§ **What is needed**:
Quote the lines of the data below verbatim, beginning at the line that contains "Serialize everything readable" and ending at the last line, both included, and excluding pictures.

Collection entries:

>>>

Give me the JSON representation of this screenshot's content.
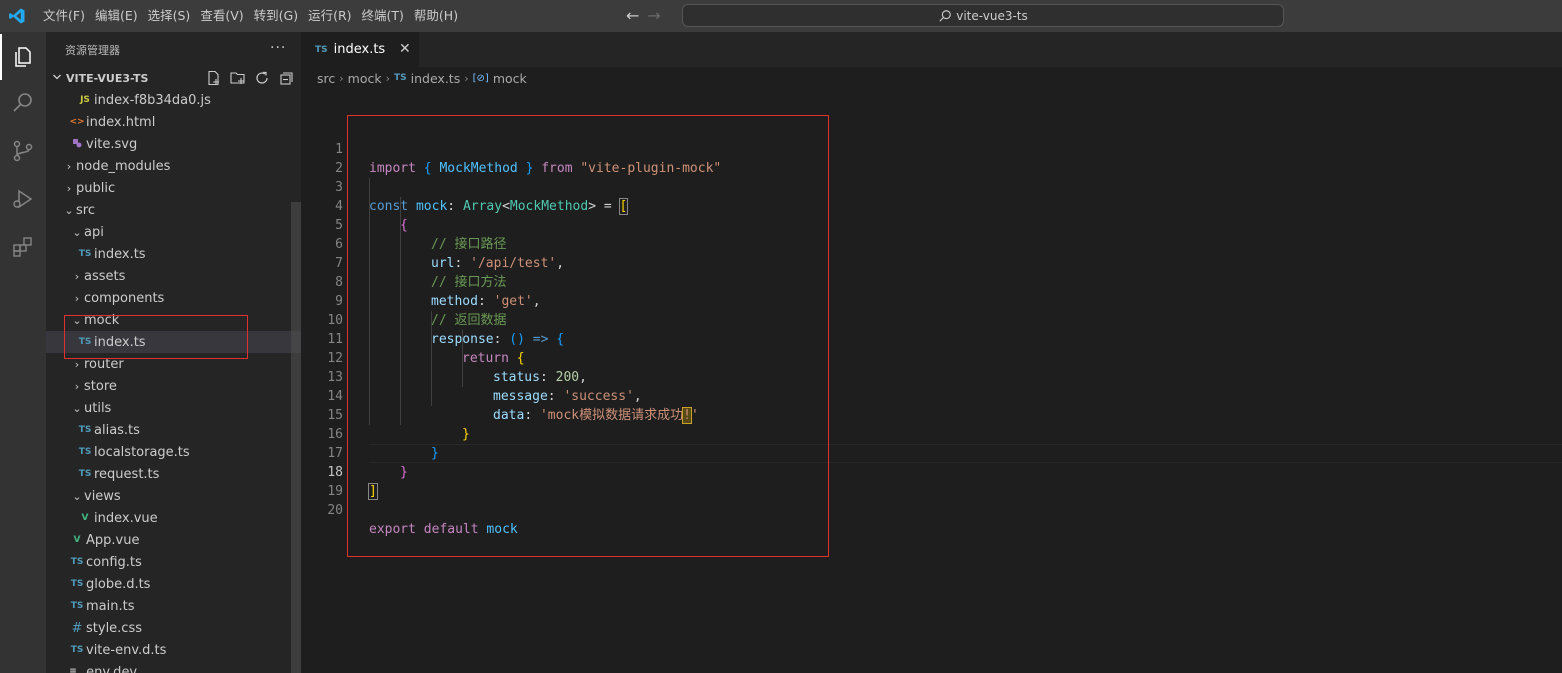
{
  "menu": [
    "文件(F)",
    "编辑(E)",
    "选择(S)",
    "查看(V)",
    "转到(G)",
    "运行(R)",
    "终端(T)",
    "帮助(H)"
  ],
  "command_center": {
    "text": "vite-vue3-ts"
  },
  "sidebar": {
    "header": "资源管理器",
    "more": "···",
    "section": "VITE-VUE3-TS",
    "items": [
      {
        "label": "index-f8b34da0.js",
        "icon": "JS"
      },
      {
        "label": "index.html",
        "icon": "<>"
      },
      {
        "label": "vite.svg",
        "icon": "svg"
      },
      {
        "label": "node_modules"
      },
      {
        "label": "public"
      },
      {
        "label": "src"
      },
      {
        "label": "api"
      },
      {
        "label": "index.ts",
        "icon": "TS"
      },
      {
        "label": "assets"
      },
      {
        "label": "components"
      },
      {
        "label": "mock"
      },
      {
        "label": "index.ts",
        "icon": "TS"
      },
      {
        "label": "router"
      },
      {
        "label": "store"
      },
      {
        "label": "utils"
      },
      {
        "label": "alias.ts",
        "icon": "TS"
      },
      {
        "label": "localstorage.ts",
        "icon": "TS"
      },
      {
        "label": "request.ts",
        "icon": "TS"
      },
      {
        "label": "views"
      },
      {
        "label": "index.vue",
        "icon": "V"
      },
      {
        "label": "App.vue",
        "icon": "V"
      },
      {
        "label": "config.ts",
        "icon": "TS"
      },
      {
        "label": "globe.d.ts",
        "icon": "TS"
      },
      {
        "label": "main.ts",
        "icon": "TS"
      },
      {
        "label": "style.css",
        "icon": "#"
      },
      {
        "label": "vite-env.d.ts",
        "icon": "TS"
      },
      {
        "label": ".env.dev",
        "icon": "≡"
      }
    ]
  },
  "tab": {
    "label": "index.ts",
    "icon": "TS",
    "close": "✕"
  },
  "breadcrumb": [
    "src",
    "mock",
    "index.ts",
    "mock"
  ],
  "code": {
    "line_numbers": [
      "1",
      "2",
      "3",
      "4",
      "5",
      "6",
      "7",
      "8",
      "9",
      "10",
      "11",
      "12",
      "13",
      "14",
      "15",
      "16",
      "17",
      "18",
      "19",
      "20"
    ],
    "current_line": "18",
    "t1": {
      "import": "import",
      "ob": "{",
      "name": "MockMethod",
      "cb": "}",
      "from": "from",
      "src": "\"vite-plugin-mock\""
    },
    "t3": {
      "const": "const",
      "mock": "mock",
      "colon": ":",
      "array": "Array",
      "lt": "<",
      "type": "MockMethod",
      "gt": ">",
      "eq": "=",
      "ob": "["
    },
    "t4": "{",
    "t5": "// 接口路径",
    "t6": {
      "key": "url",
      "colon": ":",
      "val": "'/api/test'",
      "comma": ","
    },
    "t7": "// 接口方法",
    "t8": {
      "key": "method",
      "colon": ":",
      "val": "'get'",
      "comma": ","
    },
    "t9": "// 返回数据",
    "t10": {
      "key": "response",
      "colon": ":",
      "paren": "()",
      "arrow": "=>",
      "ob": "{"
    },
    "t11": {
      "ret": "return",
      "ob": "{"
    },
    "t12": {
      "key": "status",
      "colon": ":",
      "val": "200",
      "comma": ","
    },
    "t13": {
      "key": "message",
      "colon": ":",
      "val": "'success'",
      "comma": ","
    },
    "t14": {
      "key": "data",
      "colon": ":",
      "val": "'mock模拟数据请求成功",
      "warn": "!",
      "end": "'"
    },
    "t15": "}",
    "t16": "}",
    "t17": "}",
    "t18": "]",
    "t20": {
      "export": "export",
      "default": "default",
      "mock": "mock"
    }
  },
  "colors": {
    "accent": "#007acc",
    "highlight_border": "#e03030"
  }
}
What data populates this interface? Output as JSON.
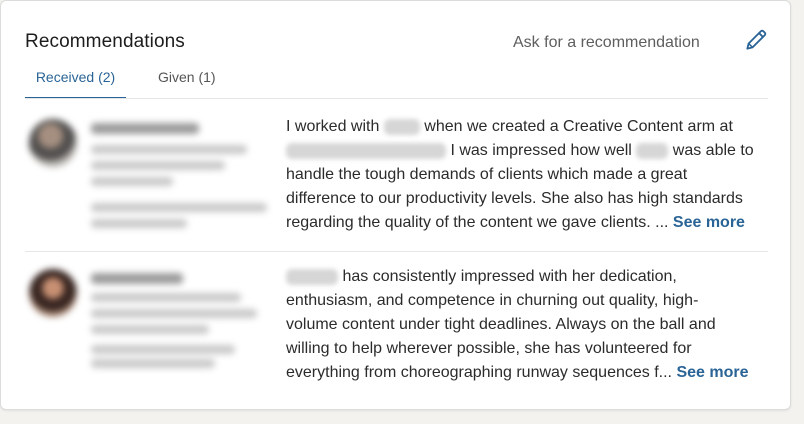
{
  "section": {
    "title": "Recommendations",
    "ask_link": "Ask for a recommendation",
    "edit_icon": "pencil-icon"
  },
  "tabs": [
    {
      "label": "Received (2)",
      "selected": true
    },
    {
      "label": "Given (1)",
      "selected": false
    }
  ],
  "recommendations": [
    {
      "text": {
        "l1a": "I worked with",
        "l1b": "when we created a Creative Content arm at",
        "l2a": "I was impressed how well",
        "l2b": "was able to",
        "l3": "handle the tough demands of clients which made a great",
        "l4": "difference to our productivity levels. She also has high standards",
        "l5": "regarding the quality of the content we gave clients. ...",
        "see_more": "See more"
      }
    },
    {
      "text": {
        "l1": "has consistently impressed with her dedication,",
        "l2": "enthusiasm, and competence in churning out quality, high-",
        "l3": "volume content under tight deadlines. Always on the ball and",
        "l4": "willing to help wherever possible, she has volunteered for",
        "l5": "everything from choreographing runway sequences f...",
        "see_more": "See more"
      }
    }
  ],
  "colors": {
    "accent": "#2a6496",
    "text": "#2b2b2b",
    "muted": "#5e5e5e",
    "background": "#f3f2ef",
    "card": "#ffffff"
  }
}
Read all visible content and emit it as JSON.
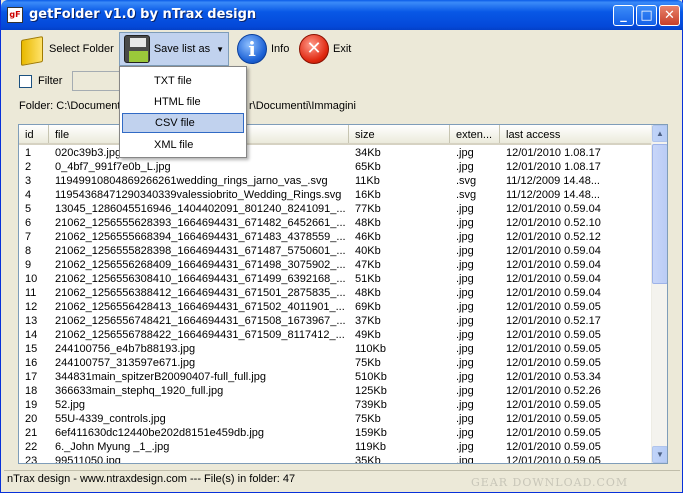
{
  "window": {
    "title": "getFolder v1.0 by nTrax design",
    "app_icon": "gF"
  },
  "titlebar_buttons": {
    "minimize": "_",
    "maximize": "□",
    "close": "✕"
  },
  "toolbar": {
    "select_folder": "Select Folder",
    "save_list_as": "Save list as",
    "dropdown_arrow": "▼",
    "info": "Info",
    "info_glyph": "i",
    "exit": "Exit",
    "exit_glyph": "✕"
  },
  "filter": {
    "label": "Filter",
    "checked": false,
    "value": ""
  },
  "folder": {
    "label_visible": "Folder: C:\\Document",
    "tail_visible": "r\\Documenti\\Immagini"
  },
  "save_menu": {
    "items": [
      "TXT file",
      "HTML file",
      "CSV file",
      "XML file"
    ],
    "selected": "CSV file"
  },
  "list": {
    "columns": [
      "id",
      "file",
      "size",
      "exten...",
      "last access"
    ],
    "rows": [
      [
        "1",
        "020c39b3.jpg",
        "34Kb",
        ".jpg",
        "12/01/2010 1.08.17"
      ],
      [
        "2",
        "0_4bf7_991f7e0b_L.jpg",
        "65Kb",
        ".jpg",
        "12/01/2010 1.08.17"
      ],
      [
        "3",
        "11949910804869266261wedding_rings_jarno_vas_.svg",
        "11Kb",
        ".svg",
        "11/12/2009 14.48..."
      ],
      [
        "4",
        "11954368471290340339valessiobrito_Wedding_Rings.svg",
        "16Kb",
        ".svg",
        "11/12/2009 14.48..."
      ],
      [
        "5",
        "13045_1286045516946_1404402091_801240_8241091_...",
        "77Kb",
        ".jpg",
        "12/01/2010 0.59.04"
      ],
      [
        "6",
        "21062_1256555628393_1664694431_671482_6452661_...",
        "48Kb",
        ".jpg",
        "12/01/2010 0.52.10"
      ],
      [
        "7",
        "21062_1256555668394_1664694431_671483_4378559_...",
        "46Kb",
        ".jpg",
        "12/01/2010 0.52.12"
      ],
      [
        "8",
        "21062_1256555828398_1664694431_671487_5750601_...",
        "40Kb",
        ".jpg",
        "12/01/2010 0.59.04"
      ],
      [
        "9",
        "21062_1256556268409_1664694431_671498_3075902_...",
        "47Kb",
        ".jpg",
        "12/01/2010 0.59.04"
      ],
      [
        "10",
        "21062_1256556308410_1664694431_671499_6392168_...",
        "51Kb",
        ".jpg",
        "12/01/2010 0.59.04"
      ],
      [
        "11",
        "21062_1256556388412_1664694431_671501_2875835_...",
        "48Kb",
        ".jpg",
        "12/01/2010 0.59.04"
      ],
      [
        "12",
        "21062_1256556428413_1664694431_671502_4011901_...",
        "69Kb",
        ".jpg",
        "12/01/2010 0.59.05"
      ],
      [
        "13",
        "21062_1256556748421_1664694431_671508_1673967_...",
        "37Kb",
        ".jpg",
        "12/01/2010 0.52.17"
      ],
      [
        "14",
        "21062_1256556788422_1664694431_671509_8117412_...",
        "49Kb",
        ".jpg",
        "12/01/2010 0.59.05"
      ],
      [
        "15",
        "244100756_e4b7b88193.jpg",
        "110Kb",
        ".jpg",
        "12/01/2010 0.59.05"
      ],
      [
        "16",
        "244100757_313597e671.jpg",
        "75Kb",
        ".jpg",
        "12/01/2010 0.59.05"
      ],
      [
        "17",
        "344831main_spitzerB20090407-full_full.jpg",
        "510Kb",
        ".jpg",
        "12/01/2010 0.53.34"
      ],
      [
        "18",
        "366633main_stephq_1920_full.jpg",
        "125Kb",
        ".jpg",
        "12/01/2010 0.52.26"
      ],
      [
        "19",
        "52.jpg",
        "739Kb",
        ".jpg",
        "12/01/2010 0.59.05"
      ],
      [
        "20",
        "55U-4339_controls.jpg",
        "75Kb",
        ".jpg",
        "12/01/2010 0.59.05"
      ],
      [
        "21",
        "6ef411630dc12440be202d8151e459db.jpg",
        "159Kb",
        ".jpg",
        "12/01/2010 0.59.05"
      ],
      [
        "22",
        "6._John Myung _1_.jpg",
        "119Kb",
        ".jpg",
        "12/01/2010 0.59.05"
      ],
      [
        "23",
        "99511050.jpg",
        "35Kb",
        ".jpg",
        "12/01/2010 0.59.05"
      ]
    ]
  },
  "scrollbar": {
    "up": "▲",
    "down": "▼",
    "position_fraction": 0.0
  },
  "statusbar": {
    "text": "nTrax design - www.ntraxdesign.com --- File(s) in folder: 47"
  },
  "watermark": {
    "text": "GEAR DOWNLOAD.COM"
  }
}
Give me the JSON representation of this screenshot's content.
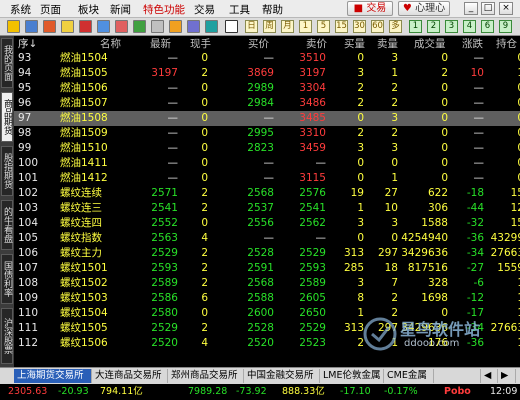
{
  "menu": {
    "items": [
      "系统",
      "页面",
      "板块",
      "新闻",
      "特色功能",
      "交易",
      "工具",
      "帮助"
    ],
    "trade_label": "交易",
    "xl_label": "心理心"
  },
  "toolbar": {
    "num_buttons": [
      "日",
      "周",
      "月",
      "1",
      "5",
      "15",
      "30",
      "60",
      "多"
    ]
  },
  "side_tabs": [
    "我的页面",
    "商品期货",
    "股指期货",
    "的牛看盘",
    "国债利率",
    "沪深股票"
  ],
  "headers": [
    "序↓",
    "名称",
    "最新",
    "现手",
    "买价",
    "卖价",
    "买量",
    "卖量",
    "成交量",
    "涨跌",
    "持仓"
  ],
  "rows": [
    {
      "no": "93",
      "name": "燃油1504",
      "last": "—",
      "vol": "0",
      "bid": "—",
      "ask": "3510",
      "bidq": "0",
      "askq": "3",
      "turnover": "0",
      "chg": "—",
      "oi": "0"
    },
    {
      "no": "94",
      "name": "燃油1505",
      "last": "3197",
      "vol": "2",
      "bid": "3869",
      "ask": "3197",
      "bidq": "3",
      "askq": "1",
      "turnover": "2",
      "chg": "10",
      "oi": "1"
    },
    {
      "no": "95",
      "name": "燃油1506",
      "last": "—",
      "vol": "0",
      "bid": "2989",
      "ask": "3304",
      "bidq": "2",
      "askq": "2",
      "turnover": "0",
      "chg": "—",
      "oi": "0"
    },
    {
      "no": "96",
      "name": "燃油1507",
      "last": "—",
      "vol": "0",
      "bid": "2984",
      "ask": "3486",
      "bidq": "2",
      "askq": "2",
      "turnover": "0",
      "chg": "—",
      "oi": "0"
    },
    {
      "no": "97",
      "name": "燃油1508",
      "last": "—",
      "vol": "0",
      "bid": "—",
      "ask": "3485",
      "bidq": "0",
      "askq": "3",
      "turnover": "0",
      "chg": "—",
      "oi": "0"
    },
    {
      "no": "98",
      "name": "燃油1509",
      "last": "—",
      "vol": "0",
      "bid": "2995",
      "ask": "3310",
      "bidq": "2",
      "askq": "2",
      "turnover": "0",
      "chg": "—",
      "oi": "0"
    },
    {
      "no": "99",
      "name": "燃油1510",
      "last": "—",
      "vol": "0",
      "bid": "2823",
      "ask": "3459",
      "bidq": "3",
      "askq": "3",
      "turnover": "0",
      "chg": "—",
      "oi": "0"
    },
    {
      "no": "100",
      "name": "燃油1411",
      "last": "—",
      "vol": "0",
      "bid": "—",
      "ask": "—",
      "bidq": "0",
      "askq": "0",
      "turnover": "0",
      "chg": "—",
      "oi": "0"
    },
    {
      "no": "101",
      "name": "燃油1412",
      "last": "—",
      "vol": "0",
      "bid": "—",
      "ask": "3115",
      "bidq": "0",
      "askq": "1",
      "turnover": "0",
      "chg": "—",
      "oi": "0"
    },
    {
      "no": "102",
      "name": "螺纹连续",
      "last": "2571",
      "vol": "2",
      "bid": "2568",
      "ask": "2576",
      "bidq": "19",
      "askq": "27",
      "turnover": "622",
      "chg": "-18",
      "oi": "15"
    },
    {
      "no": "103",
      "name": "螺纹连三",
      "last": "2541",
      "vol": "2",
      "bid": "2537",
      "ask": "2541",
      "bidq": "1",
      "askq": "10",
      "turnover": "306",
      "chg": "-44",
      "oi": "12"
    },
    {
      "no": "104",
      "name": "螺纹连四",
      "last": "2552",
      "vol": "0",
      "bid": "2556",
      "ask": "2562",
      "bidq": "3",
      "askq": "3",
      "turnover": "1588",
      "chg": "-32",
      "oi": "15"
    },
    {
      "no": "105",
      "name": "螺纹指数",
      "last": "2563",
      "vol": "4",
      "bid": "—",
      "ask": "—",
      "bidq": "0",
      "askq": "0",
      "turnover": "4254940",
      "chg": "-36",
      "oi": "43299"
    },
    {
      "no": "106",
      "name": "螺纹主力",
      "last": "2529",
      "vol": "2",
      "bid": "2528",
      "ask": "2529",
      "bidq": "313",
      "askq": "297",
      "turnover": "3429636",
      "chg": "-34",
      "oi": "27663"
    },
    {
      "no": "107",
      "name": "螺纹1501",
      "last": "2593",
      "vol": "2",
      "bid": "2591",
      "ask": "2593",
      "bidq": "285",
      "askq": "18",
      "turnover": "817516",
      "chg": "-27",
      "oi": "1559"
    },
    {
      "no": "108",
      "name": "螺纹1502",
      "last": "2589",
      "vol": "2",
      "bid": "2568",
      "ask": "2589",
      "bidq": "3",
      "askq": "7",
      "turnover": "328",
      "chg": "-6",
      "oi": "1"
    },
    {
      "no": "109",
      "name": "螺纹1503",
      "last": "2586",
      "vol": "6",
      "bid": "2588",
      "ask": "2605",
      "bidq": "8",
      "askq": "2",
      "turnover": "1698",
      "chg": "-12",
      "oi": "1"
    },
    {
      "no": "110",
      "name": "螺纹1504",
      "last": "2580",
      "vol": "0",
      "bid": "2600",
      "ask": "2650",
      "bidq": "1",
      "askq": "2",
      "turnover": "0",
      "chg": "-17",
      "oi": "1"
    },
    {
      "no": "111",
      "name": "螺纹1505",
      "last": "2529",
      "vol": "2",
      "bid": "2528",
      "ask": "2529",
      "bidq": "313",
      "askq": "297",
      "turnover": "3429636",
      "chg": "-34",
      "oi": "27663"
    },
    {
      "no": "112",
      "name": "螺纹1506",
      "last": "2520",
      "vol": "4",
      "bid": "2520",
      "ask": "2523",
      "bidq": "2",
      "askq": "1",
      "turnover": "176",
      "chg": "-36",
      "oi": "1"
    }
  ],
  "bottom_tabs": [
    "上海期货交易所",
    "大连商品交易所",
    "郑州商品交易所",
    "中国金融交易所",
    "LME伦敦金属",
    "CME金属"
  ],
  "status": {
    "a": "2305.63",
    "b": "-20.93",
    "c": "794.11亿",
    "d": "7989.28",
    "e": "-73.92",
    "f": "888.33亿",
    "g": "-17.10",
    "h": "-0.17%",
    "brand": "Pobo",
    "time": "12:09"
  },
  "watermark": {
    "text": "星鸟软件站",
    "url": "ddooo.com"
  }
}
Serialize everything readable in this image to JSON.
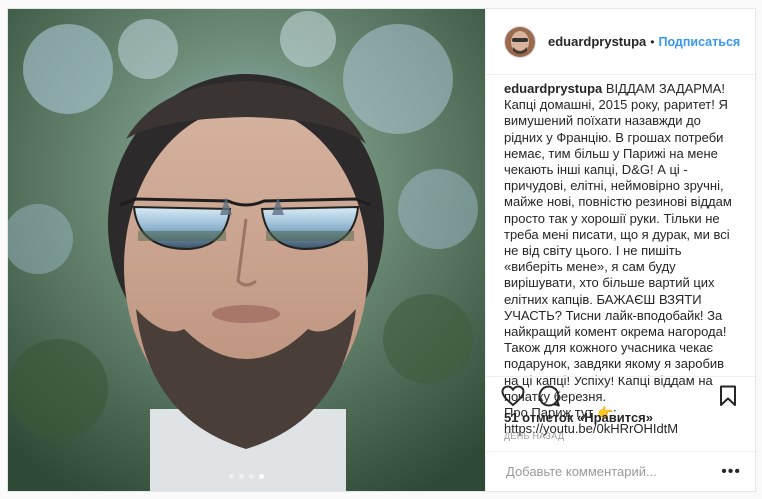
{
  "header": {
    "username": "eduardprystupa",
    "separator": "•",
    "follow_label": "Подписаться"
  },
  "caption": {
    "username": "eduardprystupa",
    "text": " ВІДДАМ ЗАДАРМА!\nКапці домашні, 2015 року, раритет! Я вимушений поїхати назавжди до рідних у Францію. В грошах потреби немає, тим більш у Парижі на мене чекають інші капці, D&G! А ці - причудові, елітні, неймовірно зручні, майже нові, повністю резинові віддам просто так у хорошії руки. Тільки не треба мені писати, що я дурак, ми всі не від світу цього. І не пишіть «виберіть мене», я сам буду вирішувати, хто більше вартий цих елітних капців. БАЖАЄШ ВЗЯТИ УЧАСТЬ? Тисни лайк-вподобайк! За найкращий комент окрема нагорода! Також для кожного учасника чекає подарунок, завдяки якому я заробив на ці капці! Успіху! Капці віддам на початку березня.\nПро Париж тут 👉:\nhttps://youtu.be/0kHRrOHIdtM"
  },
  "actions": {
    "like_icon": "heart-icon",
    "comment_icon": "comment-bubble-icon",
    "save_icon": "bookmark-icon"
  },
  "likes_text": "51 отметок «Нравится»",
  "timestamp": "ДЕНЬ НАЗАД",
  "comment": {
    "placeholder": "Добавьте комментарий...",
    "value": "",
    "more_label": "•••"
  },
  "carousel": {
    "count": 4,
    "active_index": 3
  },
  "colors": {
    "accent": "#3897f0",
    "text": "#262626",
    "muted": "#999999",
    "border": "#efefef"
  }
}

<<<

§ **Result**:
Serialize everything readable in this image to JSON.
{
  "header": {
    "username": "eduardprystupa",
    "separator": "•",
    "follow_label": "Подписаться"
  },
  "caption": {
    "username": "eduardprystupa",
    "text": " ВІДДАМ ЗАДАРМА!\nКапці домашні, 2015 року, раритет! Я вимушений поїхати назавжди до рідних у Францію. В грошах потреби немає, тим більш у Парижі на мене чекають інші капці, D&G! А ці - причудові, елітні, неймовірно зручні, майже нові, повністю резинові віддам просто так у хорошії руки. Тільки не треба мені писати, що я дурак, ми всі не від світу цього. І не пишіть «виберіть мене», я сам буду вирішувати, хто більше вартий цих елітних капців. БАЖАЄШ ВЗЯТИ УЧАСТЬ? Тисни лайк-вподобайк! За найкращий комент окрема нагорода! Також для кожного учасника чекає подарунок, завдяки якому я заробив на ці капці! Успіху! Капці віддам на початку березня.\nПро Париж тут 👉:\nhttps://youtu.be/0kHRrOHIdtM"
  },
  "actions": {
    "like_icon": "heart-icon",
    "comment_icon": "comment-bubble-icon",
    "save_icon": "bookmark-icon"
  },
  "likes_text": "51 отметок «Нравится»",
  "timestamp": "ДЕНЬ НАЗАД",
  "comment": {
    "placeholder": "Добавьте комментарий...",
    "value": "",
    "more_label": "•••"
  },
  "carousel": {
    "count": 4,
    "active_index": 3
  },
  "colors": {
    "accent": "#3897f0",
    "text": "#262626",
    "muted": "#999999",
    "border": "#efefef"
  }
}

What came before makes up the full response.